* TASK GOAL
Beginning at the line containing "Convert this screenshot" and continuing to the end of the records below, give each line again exactly as it stands, and only those lines.
* BEGIN SOURCE RECORDS *
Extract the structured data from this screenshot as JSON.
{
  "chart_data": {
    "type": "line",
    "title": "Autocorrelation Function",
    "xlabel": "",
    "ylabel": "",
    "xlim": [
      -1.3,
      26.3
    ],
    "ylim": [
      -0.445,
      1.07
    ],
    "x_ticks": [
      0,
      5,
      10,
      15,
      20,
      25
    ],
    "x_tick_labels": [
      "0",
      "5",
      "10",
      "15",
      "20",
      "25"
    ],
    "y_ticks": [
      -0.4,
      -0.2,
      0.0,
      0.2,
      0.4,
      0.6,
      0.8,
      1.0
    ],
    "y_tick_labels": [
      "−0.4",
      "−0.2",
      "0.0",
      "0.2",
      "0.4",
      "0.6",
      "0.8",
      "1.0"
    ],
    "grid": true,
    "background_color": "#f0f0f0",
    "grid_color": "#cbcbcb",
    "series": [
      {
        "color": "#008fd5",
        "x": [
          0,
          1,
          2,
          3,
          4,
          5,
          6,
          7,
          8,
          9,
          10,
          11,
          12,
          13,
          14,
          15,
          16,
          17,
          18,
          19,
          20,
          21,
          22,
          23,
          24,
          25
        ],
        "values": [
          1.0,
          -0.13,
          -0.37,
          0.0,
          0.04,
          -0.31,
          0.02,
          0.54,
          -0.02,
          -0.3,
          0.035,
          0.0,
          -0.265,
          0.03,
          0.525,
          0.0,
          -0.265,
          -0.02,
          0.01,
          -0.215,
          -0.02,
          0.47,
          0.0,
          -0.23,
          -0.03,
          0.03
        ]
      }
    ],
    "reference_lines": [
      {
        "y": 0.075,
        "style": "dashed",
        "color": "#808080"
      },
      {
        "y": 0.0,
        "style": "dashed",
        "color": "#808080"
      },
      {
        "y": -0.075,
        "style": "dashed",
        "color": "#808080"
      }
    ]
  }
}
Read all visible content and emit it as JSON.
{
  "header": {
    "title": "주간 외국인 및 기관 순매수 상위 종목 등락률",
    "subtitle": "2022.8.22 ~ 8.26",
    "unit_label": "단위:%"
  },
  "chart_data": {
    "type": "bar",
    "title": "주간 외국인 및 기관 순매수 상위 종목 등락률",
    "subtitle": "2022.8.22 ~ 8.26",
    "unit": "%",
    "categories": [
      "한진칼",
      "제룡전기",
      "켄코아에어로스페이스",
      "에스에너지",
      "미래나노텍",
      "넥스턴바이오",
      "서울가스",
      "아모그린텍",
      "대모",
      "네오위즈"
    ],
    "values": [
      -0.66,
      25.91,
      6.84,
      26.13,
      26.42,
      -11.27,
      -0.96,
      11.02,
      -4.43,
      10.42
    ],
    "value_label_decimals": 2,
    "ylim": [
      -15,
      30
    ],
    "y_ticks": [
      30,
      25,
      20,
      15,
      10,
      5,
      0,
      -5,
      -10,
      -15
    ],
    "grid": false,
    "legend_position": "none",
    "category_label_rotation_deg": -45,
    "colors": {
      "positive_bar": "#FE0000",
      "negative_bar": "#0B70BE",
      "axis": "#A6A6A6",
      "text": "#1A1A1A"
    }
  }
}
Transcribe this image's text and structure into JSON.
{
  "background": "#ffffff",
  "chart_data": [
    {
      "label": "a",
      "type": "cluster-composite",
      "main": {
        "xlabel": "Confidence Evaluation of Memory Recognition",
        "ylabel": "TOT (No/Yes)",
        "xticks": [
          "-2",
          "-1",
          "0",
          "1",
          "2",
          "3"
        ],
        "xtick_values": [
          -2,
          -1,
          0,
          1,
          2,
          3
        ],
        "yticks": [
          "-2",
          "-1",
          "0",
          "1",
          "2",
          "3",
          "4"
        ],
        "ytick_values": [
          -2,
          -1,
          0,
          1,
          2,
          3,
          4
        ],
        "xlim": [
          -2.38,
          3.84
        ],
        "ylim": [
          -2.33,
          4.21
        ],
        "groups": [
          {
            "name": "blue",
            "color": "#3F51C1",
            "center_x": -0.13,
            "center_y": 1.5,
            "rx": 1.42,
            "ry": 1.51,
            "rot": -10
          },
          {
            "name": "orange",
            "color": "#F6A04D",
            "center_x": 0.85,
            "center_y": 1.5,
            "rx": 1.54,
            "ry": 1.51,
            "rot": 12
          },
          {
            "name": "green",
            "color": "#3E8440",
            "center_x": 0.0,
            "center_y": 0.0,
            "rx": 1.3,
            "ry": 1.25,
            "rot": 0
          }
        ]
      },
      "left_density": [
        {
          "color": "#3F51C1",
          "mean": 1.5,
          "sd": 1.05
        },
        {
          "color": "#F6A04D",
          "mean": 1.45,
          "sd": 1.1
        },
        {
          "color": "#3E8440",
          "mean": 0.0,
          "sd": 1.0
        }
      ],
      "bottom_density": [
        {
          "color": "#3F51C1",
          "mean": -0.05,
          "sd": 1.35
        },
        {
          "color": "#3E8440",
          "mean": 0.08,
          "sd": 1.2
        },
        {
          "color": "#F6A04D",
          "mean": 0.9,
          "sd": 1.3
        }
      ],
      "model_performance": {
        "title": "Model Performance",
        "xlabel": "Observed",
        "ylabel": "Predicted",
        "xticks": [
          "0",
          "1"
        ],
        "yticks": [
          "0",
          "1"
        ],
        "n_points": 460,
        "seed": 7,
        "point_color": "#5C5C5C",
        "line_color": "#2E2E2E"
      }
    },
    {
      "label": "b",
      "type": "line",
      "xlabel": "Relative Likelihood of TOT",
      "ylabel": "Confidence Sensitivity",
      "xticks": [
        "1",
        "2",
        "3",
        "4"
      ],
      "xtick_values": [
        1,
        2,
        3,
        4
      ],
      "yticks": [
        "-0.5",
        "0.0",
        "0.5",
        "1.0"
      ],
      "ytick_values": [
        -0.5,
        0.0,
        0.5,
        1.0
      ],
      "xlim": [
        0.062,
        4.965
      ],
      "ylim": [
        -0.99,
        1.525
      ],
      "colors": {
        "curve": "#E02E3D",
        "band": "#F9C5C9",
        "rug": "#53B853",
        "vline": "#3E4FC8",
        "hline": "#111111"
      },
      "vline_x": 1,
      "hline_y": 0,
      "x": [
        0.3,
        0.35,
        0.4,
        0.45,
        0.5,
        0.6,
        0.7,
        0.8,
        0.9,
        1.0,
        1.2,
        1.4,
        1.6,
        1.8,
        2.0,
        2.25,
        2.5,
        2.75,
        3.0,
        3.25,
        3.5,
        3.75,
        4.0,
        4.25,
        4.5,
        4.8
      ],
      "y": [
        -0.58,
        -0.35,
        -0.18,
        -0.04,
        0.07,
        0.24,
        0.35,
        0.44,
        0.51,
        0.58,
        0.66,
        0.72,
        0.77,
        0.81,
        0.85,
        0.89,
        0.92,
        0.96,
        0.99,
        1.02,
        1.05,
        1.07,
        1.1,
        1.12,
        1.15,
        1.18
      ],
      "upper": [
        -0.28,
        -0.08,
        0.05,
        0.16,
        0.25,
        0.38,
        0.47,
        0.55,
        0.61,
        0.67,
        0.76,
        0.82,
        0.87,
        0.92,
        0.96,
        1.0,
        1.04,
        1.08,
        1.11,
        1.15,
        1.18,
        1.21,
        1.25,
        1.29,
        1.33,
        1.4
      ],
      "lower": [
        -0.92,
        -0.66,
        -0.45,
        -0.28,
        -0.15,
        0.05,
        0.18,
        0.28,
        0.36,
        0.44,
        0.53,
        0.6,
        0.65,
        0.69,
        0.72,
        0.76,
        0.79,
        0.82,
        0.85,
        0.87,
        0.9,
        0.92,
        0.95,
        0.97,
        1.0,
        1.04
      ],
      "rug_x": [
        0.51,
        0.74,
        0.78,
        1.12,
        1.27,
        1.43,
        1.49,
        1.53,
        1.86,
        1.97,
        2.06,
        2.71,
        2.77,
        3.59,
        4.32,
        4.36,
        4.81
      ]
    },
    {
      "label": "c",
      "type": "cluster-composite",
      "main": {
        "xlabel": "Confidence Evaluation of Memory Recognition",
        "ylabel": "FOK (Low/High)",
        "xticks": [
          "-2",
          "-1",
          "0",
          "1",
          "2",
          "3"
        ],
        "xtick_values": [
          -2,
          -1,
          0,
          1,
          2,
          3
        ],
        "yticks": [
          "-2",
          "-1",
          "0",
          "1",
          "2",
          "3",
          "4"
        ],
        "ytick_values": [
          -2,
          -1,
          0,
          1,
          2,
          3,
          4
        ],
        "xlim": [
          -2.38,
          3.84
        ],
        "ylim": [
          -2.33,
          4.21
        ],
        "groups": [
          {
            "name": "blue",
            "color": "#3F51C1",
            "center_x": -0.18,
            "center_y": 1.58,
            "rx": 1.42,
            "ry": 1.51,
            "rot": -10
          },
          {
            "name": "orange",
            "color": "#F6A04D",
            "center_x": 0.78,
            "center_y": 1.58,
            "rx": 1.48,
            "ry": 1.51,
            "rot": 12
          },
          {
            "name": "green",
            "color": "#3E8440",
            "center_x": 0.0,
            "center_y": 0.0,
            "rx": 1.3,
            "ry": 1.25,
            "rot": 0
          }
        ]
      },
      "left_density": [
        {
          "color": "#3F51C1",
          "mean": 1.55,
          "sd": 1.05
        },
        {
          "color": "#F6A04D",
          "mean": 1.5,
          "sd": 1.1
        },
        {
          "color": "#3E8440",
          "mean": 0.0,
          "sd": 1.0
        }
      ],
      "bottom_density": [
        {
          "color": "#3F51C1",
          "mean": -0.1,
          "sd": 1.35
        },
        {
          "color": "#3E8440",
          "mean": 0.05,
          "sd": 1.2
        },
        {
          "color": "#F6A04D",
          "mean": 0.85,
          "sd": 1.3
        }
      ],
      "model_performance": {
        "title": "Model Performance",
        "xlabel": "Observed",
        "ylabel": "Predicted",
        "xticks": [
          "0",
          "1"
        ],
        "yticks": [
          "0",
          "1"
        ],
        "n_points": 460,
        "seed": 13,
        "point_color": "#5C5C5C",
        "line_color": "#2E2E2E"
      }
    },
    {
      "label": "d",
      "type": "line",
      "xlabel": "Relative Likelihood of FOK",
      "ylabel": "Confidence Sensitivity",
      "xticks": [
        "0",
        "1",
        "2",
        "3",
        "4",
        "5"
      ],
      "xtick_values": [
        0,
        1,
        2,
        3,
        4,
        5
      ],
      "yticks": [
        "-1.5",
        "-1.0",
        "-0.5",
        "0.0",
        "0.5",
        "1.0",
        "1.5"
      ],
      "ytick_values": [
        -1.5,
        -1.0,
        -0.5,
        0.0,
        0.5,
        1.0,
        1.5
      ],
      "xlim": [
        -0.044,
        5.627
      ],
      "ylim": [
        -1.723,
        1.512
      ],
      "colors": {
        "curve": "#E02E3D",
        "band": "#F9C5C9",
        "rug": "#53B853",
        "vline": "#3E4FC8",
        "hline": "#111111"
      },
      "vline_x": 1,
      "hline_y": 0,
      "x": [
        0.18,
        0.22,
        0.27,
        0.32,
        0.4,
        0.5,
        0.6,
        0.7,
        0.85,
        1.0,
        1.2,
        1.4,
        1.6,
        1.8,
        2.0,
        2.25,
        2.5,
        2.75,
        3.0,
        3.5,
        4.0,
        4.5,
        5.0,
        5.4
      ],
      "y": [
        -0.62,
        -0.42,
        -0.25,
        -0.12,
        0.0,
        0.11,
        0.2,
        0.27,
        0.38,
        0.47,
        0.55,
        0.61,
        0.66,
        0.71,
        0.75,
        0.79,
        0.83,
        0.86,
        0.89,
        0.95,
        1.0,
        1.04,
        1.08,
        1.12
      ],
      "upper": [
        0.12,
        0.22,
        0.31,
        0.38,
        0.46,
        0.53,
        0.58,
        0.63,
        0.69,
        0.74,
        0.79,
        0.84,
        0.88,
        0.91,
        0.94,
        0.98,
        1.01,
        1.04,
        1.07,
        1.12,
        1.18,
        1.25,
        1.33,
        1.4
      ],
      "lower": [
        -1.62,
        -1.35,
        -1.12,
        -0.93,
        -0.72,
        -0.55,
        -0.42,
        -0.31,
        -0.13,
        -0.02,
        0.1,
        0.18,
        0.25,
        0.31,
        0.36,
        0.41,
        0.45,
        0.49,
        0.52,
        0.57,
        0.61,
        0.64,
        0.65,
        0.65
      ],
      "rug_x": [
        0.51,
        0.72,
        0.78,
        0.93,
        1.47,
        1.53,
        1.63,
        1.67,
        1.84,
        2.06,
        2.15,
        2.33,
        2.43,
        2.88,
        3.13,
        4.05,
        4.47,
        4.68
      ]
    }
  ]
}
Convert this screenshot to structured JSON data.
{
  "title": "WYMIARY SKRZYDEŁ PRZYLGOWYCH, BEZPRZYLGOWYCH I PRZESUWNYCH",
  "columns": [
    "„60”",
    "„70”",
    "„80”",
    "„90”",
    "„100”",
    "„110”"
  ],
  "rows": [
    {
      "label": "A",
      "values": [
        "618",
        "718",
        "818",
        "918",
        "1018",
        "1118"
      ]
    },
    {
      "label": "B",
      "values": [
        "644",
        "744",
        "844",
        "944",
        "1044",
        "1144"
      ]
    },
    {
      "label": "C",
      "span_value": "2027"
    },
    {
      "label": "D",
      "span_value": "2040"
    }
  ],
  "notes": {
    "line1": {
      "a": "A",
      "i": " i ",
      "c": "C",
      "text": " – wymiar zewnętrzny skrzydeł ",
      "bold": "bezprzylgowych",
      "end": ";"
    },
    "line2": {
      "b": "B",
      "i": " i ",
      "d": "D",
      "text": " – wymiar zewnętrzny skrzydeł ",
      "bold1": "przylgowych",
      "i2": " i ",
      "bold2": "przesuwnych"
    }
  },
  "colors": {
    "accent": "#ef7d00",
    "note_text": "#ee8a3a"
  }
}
* END SOURCE RECORDS *
* ANSWER TO THIS EXERCISE
Convert this screenshot to structured JSON data.
{
  "title": "WYMIARY SKRZYDEŁ PRZYLGOWYCH, BEZPRZYLGOWYCH I PRZESUWNYCH",
  "columns": [
    "„60”",
    "„70”",
    "„80”",
    "„90”",
    "„100”",
    "„110”"
  ],
  "rows": [
    {
      "label": "A",
      "values": [
        "618",
        "718",
        "818",
        "918",
        "1018",
        "1118"
      ]
    },
    {
      "label": "B",
      "values": [
        "644",
        "744",
        "844",
        "944",
        "1044",
        "1144"
      ]
    },
    {
      "label": "C",
      "span_value": "2027"
    },
    {
      "label": "D",
      "span_value": "2040"
    }
  ],
  "notes": {
    "line1": {
      "a": "A",
      "i": " i ",
      "c": "C",
      "text": " – wymiar zewnętrzny skrzydeł ",
      "bold": "bezprzylgowych",
      "end": ";"
    },
    "line2": {
      "b": "B",
      "i": " i ",
      "d": "D",
      "text": " – wymiar zewnętrzny skrzydeł ",
      "bold1": "przylgowych",
      "i2": " i ",
      "bold2": "przesuwnych"
    }
  },
  "colors": {
    "accent": "#ef7d00",
    "note_text": "#ee8a3a"
  }
}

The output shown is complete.